▶ **TASK BRIEF**: All of the material below is to be returned exactly.

━━━━━━━━━━━━━━━━━━━━

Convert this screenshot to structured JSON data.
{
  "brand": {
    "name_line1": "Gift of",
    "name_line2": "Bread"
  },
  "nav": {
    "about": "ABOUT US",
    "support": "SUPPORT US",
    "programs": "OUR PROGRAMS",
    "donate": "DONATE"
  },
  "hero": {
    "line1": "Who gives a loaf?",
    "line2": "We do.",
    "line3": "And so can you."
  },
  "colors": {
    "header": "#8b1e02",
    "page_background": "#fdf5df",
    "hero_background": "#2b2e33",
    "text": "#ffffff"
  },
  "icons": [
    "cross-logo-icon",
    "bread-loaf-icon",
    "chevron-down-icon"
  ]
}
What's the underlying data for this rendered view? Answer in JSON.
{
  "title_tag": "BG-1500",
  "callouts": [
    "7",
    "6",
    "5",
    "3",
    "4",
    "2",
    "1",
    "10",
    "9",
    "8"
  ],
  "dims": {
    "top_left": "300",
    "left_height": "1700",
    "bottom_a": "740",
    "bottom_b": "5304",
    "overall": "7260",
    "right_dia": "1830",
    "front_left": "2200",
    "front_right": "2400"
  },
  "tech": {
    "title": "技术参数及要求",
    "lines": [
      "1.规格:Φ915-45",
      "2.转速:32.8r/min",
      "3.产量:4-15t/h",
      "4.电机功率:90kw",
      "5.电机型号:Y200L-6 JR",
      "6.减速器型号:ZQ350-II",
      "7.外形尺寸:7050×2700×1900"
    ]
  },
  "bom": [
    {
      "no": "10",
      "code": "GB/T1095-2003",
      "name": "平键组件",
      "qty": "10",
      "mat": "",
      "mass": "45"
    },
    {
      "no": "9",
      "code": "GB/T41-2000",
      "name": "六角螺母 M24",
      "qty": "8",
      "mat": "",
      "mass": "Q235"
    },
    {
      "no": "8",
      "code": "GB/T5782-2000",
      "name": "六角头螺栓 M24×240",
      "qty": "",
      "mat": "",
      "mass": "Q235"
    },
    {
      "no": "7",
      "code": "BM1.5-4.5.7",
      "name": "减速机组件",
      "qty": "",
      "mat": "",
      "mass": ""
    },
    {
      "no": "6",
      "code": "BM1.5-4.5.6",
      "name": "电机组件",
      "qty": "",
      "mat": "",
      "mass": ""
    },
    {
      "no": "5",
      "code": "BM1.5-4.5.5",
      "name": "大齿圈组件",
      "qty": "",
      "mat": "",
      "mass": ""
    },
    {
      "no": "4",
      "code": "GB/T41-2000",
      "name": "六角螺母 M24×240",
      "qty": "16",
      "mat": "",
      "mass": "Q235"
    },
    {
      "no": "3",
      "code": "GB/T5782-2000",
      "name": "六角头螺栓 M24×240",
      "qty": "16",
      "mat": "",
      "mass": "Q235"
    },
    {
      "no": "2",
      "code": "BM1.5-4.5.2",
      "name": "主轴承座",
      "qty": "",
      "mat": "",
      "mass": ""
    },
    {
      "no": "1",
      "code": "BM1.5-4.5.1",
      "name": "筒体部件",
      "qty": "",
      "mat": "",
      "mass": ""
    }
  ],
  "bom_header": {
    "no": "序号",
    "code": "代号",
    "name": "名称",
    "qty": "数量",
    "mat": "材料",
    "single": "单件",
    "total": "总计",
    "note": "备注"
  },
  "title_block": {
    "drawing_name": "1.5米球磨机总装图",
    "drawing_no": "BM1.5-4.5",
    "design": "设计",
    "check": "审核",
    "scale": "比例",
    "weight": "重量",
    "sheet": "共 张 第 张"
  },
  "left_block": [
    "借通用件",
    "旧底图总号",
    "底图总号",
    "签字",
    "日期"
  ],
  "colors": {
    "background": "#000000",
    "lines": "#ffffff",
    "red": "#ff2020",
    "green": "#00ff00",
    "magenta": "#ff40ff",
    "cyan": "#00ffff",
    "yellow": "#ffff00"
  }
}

━━━━━━━━━━━━━━━━━━━━

▶ **WRITTEN RESPONSE**:
Convert this screenshot to structured JSON data.
{
  "brand": {
    "name_line1": "Gift of",
    "name_line2": "Bread"
  },
  "nav": {
    "about": "ABOUT US",
    "support": "SUPPORT US",
    "programs": "OUR PROGRAMS",
    "donate": "DONATE"
  },
  "hero": {
    "line1": "Who gives a loaf?",
    "line2": "We do.",
    "line3": "And so can you."
  },
  "colors": {
    "header": "#8b1e02",
    "page_background": "#fdf5df",
    "hero_background": "#2b2e33",
    "text": "#ffffff"
  },
  "icons": [
    "cross-logo-icon",
    "bread-loaf-icon",
    "chevron-down-icon"
  ]
}
What's the underlying data for this rendered view? Answer in JSON.
{
  "title_tag": "BG-1500",
  "callouts": [
    "7",
    "6",
    "5",
    "3",
    "4",
    "2",
    "1",
    "10",
    "9",
    "8"
  ],
  "dims": {
    "top_left": "300",
    "left_height": "1700",
    "bottom_a": "740",
    "bottom_b": "5304",
    "overall": "7260",
    "right_dia": "1830",
    "front_left": "2200",
    "front_right": "2400"
  },
  "tech": {
    "title": "技术参数及要求",
    "lines": [
      "1.规格:Φ915-45",
      "2.转速:32.8r/min",
      "3.产量:4-15t/h",
      "4.电机功率:90kw",
      "5.电机型号:Y200L-6 JR",
      "6.减速器型号:ZQ350-II",
      "7.外形尺寸:7050×2700×1900"
    ]
  },
  "bom": [
    {
      "no": "10",
      "code": "GB/T1095-2003",
      "name": "平键组件",
      "qty": "10",
      "mat": "",
      "mass": "45"
    },
    {
      "no": "9",
      "code": "GB/T41-2000",
      "name": "六角螺母 M24",
      "qty": "8",
      "mat": "",
      "mass": "Q235"
    },
    {
      "no": "8",
      "code": "GB/T5782-2000",
      "name": "六角头螺栓 M24×240",
      "qty": "",
      "mat": "",
      "mass": "Q235"
    },
    {
      "no": "7",
      "code": "BM1.5-4.5.7",
      "name": "减速机组件",
      "qty": "",
      "mat": "",
      "mass": ""
    },
    {
      "no": "6",
      "code": "BM1.5-4.5.6",
      "name": "电机组件",
      "qty": "",
      "mat": "",
      "mass": ""
    },
    {
      "no": "5",
      "code": "BM1.5-4.5.5",
      "name": "大齿圈组件",
      "qty": "",
      "mat": "",
      "mass": ""
    },
    {
      "no": "4",
      "code": "GB/T41-2000",
      "name": "六角螺母 M24×240",
      "qty": "16",
      "mat": "",
      "mass": "Q235"
    },
    {
      "no": "3",
      "code": "GB/T5782-2000",
      "name": "六角头螺栓 M24×240",
      "qty": "16",
      "mat": "",
      "mass": "Q235"
    },
    {
      "no": "2",
      "code": "BM1.5-4.5.2",
      "name": "主轴承座",
      "qty": "",
      "mat": "",
      "mass": ""
    },
    {
      "no": "1",
      "code": "BM1.5-4.5.1",
      "name": "筒体部件",
      "qty": "",
      "mat": "",
      "mass": ""
    }
  ],
  "bom_header": {
    "no": "序号",
    "code": "代号",
    "name": "名称",
    "qty": "数量",
    "mat": "材料",
    "single": "单件",
    "total": "总计",
    "note": "备注"
  },
  "title_block": {
    "drawing_name": "1.5米球磨机总装图",
    "drawing_no": "BM1.5-4.5",
    "design": "设计",
    "check": "审核",
    "scale": "比例",
    "weight": "重量",
    "sheet": "共 张 第 张"
  },
  "left_block": [
    "借通用件",
    "旧底图总号",
    "底图总号",
    "签字",
    "日期"
  ],
  "colors": {
    "background": "#000000",
    "lines": "#ffffff",
    "red": "#ff2020",
    "green": "#00ff00",
    "magenta": "#ff40ff",
    "cyan": "#00ffff",
    "yellow": "#ffff00"
  }
}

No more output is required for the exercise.